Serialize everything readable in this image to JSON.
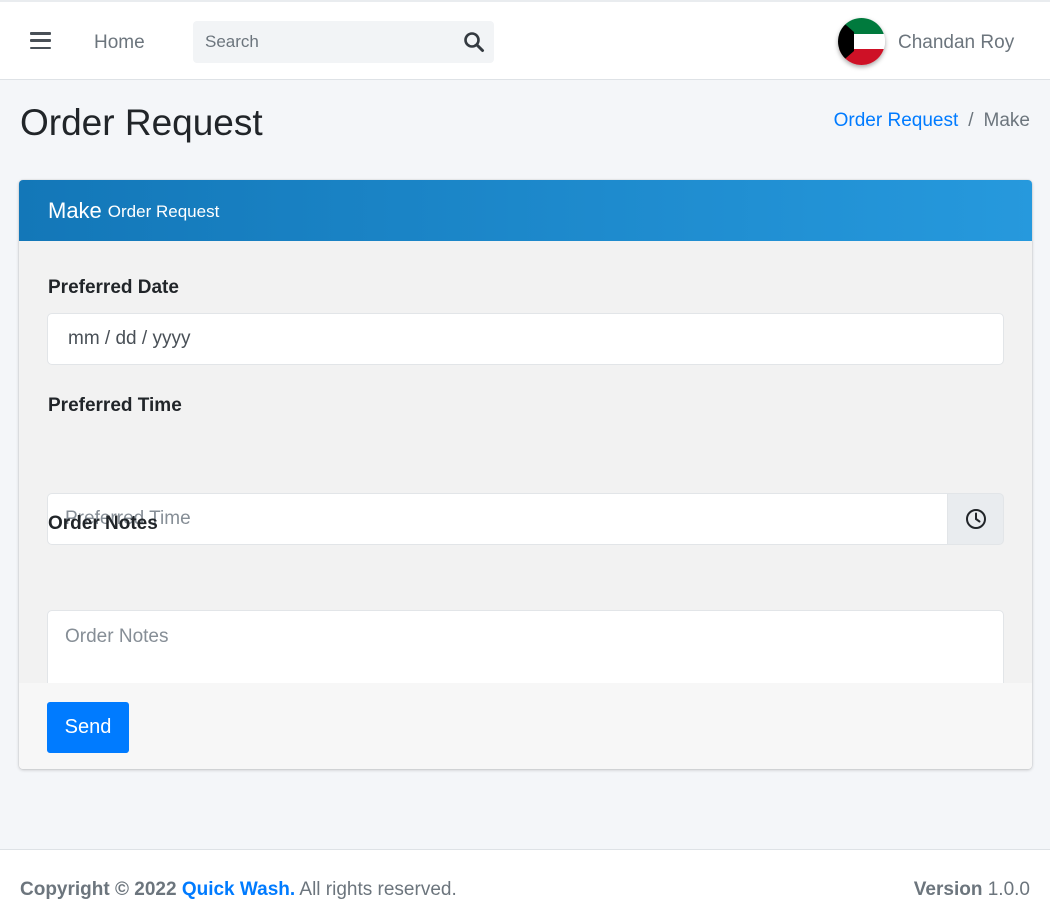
{
  "navbar": {
    "home_label": "Home",
    "search_placeholder": "Search",
    "user_name": "Chandan Roy",
    "icons": {
      "menu": "hamburger-icon",
      "search": "search-icon",
      "avatar": "kuwait-flag-avatar"
    }
  },
  "header": {
    "title": "Order Request",
    "breadcrumb": {
      "link": "Order Request",
      "separator": "/",
      "active": "Make"
    }
  },
  "card": {
    "title_main": "Make",
    "title_sub": "Order Request",
    "header_color": "#1e88cf",
    "fields": {
      "date": {
        "label": "Preferred Date",
        "placeholder": "mm / dd / yyyy",
        "value": ""
      },
      "time": {
        "label": "Preferred Time",
        "placeholder": "Preferred Time",
        "value": "",
        "icon": "clock-icon"
      },
      "notes": {
        "label": "Order Notes",
        "placeholder": "Order Notes",
        "value": ""
      }
    },
    "submit_label": "Send",
    "submit_color": "#007bff"
  },
  "footer": {
    "copyright_prefix": "Copyright © 2022",
    "brand": "Quick Wash.",
    "rights": "All rights reserved.",
    "version_label": "Version",
    "version_number": "1.0.0"
  }
}
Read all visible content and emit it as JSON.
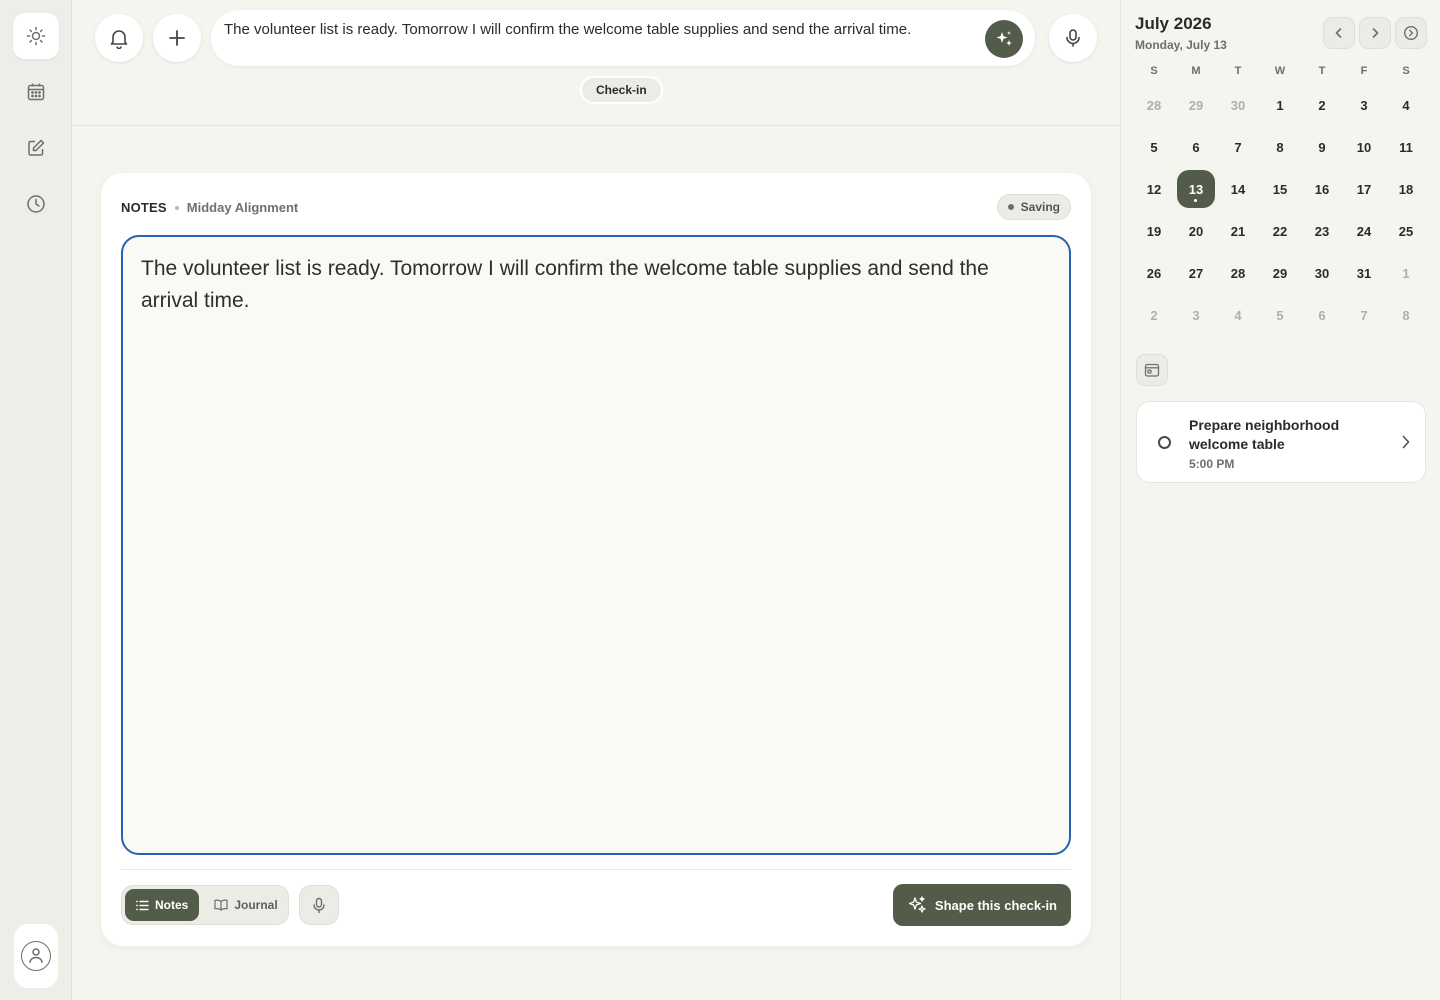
::::
Written task: Retype all entries exactly as they appear, dropping the images.

Reply to the exercise:
Serialize everything readable in this image to JSON.
{
  "navbar": {
    "home_label": "Home",
    "search_placeholder": "Search",
    "user_name": "Chandan Roy",
    "icons": {
      "menu": "hamburger-icon",
      "search": "search-icon",
      "avatar": "kuwait-flag-avatar"
    }
  },
  "header": {
    "title": "Order Request",
    "breadcrumb": {
      "link": "Order Request",
      "separator": "/",
      "active": "Make"
    }
  },
  "card": {
    "title_main": "Make",
    "title_sub": "Order Request",
    "header_color": "#1e88cf",
    "fields": {
      "date": {
        "label": "Preferred Date",
        "placeholder": "mm / dd / yyyy",
        "value": ""
      },
      "time": {
        "label": "Preferred Time",
        "placeholder": "Preferred Time",
        "value": "",
        "icon": "clock-icon"
      },
      "notes": {
        "label": "Order Notes",
        "placeholder": "Order Notes",
        "value": ""
      }
    },
    "submit_label": "Send",
    "submit_color": "#007bff"
  },
  "footer": {
    "copyright_prefix": "Copyright © 2022",
    "brand": "Quick Wash.",
    "rights": "All rights reserved.",
    "version_label": "Version",
    "version_number": "1.0.0"
  }
}
Read all visible content and emit it as JSON.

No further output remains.